Short problem
Count the lines containing "Iranian" in the entries underneath, and state that count without anything else.

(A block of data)
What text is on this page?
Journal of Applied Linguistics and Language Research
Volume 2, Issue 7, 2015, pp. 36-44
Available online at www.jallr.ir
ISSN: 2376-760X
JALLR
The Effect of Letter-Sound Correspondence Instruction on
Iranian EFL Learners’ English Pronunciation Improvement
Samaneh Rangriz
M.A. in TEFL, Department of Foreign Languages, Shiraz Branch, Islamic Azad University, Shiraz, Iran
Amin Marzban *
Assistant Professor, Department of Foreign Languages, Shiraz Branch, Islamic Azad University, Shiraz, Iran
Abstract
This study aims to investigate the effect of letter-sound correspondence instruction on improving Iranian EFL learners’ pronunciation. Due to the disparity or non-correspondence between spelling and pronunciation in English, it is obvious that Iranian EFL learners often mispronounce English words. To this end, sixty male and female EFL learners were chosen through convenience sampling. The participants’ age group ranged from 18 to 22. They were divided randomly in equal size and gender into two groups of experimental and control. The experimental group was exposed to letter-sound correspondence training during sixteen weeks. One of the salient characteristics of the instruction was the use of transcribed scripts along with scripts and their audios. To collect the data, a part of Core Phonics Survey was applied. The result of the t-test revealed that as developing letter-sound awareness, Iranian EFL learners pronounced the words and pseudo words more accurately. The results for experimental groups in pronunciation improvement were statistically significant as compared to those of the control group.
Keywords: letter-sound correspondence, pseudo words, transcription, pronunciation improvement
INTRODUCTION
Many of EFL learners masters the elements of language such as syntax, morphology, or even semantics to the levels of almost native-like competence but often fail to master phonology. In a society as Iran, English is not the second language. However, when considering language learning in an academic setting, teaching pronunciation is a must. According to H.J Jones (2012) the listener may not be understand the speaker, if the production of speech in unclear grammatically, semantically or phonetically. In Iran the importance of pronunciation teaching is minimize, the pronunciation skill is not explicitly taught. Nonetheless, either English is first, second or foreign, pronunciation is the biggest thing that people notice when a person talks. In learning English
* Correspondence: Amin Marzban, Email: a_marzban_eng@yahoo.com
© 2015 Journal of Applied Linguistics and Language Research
...
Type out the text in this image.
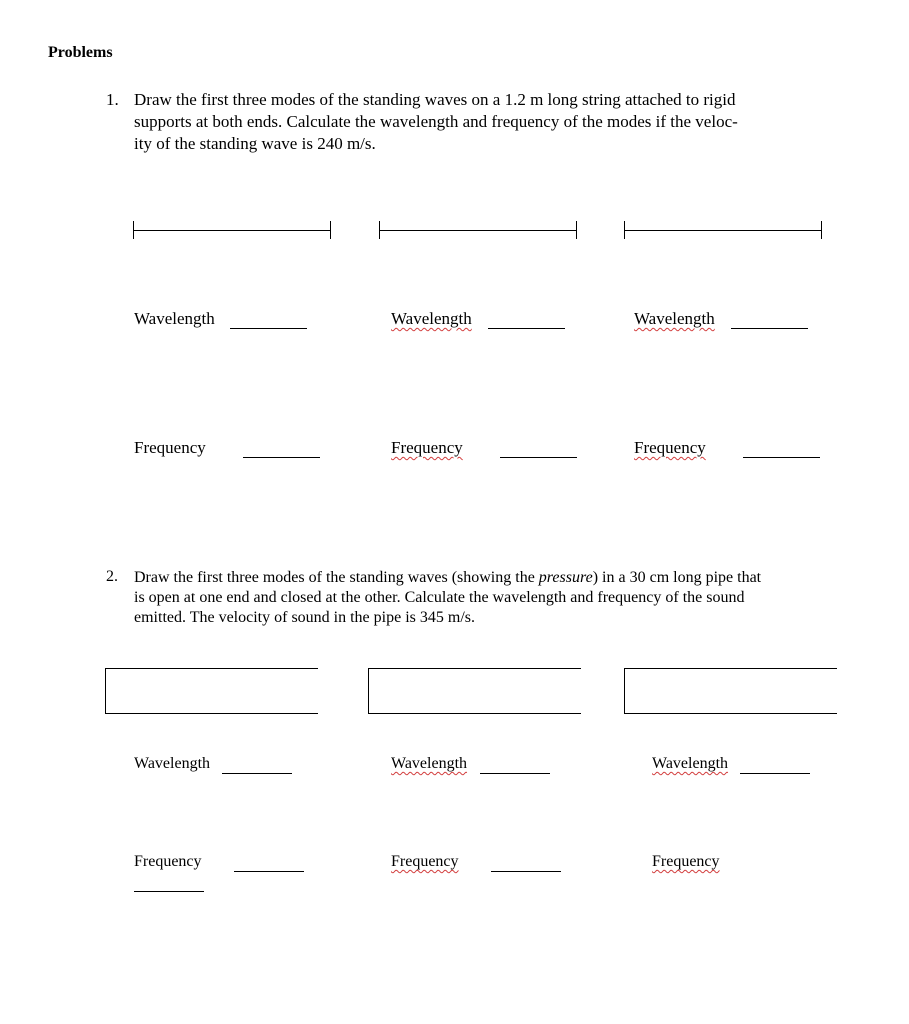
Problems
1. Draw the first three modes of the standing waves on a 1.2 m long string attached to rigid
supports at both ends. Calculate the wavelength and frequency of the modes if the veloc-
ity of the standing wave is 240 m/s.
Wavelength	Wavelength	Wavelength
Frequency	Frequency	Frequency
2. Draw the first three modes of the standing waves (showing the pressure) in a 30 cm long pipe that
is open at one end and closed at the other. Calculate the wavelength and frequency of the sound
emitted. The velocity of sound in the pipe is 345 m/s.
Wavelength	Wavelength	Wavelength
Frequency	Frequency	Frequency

Output
2